-------- Raw data --------
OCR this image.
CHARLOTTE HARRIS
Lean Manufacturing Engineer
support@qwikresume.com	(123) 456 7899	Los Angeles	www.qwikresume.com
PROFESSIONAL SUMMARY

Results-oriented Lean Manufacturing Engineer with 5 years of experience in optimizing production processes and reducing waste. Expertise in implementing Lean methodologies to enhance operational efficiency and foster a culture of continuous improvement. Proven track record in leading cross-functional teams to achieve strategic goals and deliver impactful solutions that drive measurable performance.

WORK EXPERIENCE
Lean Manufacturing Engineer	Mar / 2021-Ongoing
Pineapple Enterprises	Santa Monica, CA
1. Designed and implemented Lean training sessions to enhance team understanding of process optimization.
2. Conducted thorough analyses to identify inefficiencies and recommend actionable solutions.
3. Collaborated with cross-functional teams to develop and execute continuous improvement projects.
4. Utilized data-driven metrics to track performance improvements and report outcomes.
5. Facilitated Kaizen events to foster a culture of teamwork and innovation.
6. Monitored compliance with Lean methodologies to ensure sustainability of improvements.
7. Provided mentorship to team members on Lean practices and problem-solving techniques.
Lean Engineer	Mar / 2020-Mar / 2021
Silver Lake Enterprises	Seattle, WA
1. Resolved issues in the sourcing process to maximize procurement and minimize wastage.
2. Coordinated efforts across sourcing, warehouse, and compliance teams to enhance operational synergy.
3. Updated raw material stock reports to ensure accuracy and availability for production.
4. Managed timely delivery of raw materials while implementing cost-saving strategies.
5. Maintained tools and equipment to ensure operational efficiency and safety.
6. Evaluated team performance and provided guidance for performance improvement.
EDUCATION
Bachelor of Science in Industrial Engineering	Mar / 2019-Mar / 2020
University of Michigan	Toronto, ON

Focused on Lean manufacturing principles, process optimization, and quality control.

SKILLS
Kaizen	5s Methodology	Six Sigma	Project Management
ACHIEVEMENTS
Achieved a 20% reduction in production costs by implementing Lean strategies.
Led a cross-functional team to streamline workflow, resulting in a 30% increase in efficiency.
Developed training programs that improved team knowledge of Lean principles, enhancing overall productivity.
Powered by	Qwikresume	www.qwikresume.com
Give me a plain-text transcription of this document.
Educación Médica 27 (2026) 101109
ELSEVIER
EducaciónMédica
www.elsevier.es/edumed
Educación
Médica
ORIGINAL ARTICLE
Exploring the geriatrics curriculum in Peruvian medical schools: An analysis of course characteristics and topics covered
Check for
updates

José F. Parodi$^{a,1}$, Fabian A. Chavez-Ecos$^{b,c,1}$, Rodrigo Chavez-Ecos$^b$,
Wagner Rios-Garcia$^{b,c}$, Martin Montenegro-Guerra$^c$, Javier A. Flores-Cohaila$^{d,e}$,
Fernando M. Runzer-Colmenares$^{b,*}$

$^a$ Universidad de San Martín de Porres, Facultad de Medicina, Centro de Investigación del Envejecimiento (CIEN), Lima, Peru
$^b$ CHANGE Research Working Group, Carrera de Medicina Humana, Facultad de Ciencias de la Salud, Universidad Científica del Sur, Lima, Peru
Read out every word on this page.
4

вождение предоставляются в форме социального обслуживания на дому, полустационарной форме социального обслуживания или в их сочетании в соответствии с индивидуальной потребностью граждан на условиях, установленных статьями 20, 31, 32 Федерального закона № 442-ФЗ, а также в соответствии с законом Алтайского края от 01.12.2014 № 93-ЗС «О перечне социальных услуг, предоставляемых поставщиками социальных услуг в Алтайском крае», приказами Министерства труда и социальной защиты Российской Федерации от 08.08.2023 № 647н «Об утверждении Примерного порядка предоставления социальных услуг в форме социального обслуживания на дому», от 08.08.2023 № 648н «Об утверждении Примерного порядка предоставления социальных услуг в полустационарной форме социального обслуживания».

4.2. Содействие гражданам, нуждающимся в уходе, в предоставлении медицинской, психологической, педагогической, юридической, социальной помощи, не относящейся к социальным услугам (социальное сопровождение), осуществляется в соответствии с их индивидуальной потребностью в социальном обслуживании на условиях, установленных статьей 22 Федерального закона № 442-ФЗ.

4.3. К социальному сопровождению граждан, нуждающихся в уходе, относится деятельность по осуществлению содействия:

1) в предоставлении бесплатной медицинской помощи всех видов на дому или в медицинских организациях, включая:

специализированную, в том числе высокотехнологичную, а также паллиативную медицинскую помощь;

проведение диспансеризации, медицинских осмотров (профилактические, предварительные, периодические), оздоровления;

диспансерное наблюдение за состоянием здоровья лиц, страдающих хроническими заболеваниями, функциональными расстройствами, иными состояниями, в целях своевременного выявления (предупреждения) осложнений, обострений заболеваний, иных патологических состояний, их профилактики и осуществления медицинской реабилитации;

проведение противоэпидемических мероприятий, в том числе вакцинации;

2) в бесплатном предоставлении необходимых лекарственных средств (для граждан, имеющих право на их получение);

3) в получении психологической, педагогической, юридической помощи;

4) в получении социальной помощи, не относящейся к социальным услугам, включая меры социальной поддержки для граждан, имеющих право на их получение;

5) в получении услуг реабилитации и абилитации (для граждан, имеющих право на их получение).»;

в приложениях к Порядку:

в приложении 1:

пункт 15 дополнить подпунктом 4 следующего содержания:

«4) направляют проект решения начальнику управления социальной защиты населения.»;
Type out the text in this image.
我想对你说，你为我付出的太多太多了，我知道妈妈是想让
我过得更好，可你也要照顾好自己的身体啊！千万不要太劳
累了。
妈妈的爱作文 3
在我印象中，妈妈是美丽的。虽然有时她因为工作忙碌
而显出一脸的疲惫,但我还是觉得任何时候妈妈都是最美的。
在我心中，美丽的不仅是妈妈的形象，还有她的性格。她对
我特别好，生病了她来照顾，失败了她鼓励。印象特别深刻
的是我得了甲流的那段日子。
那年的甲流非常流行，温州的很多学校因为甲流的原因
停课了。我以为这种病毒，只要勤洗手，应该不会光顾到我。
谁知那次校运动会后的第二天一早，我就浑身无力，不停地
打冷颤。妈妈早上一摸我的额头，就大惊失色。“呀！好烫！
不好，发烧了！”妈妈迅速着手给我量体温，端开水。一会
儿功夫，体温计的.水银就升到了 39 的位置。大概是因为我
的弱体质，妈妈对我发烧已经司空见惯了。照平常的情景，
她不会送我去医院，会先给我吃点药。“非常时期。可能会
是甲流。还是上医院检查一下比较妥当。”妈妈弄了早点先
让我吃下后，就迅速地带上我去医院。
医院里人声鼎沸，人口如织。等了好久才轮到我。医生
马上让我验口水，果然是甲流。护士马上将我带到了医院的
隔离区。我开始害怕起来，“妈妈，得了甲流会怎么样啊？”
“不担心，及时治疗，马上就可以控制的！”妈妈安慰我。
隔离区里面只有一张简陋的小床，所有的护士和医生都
--------
# Problem statement:
Quote, without alteration, the final stretch of the entries: the line with "Type out the text in this image." onward to the last line.

# Solution:
Type out the text in this image.
我想对你说，你为我付出的太多太多了，我知道妈妈是想让
我过得更好，可你也要照顾好自己的身体啊！千万不要太劳
累了。
妈妈的爱作文 3
在我印象中，妈妈是美丽的。虽然有时她因为工作忙碌
而显出一脸的疲惫,但我还是觉得任何时候妈妈都是最美的。
在我心中，美丽的不仅是妈妈的形象，还有她的性格。她对
我特别好，生病了她来照顾，失败了她鼓励。印象特别深刻
的是我得了甲流的那段日子。
那年的甲流非常流行，温州的很多学校因为甲流的原因
停课了。我以为这种病毒，只要勤洗手，应该不会光顾到我。
谁知那次校运动会后的第二天一早，我就浑身无力，不停地
打冷颤。妈妈早上一摸我的额头，就大惊失色。“呀！好烫！
不好，发烧了！”妈妈迅速着手给我量体温，端开水。一会
儿功夫，体温计的.水银就升到了 39 的位置。大概是因为我
的弱体质，妈妈对我发烧已经司空见惯了。照平常的情景，
她不会送我去医院，会先给我吃点药。“非常时期。可能会
是甲流。还是上医院检查一下比较妥当。”妈妈弄了早点先
让我吃下后，就迅速地带上我去医院。
医院里人声鼎沸，人口如织。等了好久才轮到我。医生
马上让我验口水，果然是甲流。护士马上将我带到了医院的
隔离区。我开始害怕起来，“妈妈，得了甲流会怎么样啊？”
“不担心，及时治疗，马上就可以控制的！”妈妈安慰我。
隔离区里面只有一张简陋的小床，所有的护士和医生都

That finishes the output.